PASSAGE PROVIDED »
What's y'all opinion on the matter?

----------


## BENESSE

more about it:
http://www.bbc.com/news/world-asia-india-35504566

----------


## BENESSE

To make it clear...IMO, something is better than nothing but in your opinion how does this stack against other options?

----------


## kyratshooter

This is add hype from news sources that know nothing about guns B.  It is being pushed in a market that knows little about guns or gun technology but a lot about rape and pillage.  The item is being offered as new technology in India while it has been around since the 1940s here in the States.

Do not let the conversion from metric to English units fool you.  140mm is 5 1/2 inches and 250 grams is 8 ounces.  Almost exactly the weight and size of my PF9 which holds 8 rounds of 9mmP.

The size and weight are also almost exactly the same as a Rossi, Taurus or Smith and Wesson alloy frame snub nose revolver and the Rossi, Taurus and S&W are offered in several calibers from .22 up to .38spl/.357 and 9mm.

They can also be bought for around $300 while the MSRP of the Indian made firearm is close to $550. 

I noted that they are offering another firearm specifically as a gun for women.  That offering is nothing but a WW2 Enfield service revolver with alloy frame chambered in .32.  

But as you stated "anything is better then nothing", especially for a society that has just now decided to arm themselves.  Half a billion very frightened women running around over there.

----------


## hunter63

Check out Ruger LCP .380
http://www.ruger.com/products/lcp/models.html
Or
Ruger LCR .22lr, .22 mag .38+p
or .357, 9mm, 327 mag
http://www.ruger.com/products/lcr/overview.html

Or 
S&W Bodyguard series...

DATASET EXCERPTS »
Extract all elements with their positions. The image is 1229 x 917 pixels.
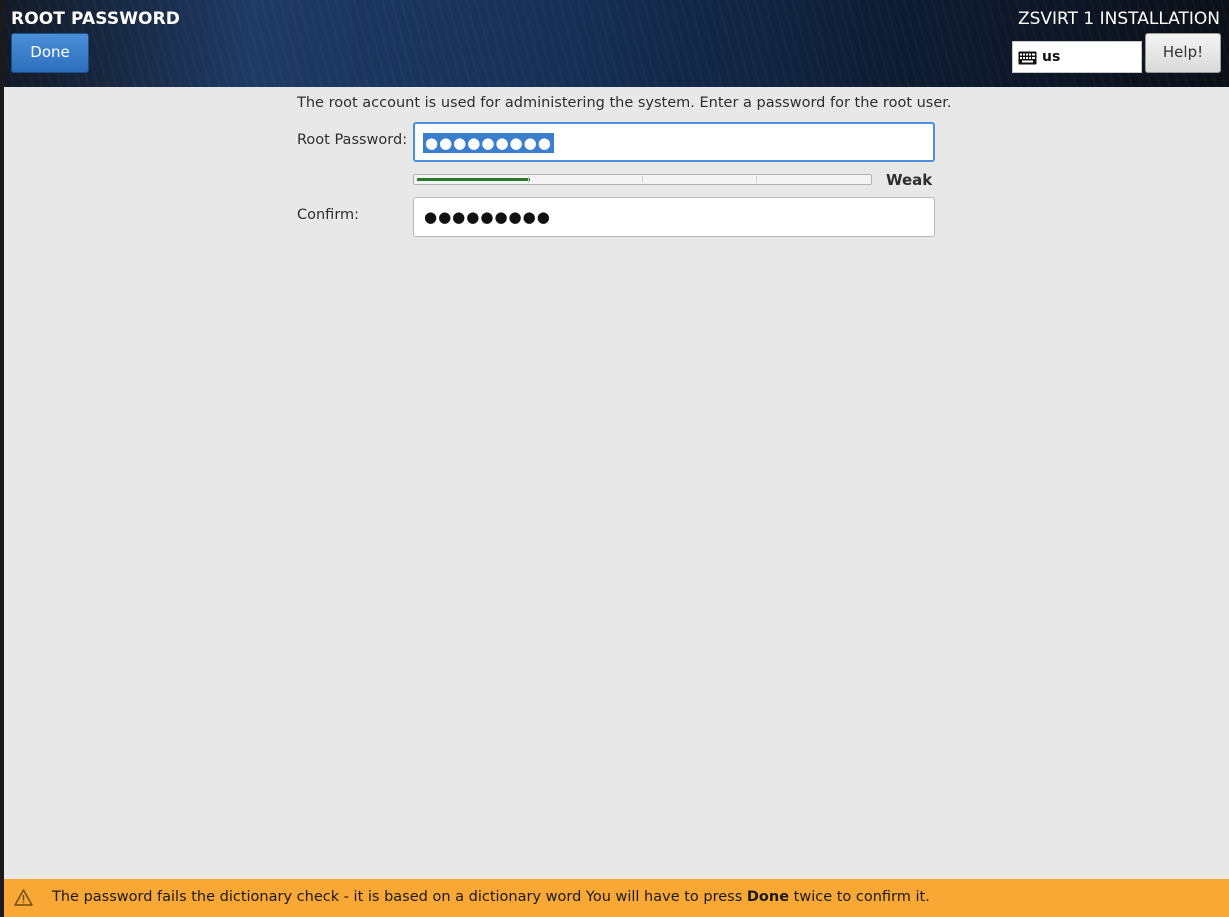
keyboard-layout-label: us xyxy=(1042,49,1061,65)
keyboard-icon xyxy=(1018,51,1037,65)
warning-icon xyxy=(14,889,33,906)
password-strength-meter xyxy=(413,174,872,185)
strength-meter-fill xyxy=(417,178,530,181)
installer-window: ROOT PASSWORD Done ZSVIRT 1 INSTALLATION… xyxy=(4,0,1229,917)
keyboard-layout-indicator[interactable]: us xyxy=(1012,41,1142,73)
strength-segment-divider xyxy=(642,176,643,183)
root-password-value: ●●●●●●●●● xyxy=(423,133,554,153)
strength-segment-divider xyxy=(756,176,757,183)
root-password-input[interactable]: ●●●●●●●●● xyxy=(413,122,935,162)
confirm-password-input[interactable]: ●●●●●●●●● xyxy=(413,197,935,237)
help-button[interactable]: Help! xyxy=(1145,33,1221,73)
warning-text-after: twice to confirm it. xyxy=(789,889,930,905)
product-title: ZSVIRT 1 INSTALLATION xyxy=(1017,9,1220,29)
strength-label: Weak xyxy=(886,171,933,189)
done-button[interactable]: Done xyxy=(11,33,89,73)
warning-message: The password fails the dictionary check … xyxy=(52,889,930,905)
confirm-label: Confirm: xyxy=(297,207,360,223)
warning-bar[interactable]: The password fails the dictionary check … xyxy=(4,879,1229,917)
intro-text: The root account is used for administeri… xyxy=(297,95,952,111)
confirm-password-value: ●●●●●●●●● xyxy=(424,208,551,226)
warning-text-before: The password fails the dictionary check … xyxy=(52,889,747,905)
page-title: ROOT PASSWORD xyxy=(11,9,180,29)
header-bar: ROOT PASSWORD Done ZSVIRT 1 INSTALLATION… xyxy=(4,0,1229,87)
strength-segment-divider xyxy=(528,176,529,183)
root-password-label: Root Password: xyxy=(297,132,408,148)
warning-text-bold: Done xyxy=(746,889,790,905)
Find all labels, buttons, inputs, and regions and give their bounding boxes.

EXERCISE TASK »
Write the next part of the forum thread about the small handgun marketed to women in India, starting right after its final line.

RESULT OF THE TASK »
http://www.smith-wesson.com/webapp/w...1_757781_image

Or really small....22, .22lr. .22mag
NAA Mini Revolver
http://northamericanarms.com/ms.html

And yes all are "short range get off me" offerings as is the .32 made in India offering........unless you listen to the interweb, where guys claim to shoot 2" groups at 50 yds (BS in IMO)

BTW I was surprised to see they don offer their "For women" offering in pink or purple anodized.......?

----------


## kyratshooter

Except for unusual cases, military/siege warfare/civil riot, long range shooting is not self defense shooting. 

The old standard that the FBI analyzed back in the 1960s still holds.  90% of self defense shootings occur inside 12 yards with 75% of those being inside 3 feet.  

That makes almost all self defense shooting the "get off me!" style where you point and pull the trigger till it is empty.  

Small bore bullets need "placement" when self defense shooting does not allow time for "placement".  Add to that the chances that the assailant is either high, drunk, or coming down off drugs and a bigger bullet is mandatory.

However, the good quality revolvers are "accurate enough" out to that 15-25 yard line.  I had Winnie ringing steel gongs at 15-20 yards with a .38 snubby in just a short time when she was over here and I do not think she had ever fired a small revolver before.

----------


## finallyME

Didn't you know that Winnie was on the British Olympic Pistol Team?  She is like a pool shark.  Hopefully you didn't wager anything.

----------


## natertot

What kyrat has said is pretty spot on.

Stats have changed a little now, with over 90% of SD shooting occurring within 21 feet and over 85% of those occurring within 3 feet. Basically, things are getting "closer".

As far as caliber, I always recommend carrying the biggest thing you feel comfortable with.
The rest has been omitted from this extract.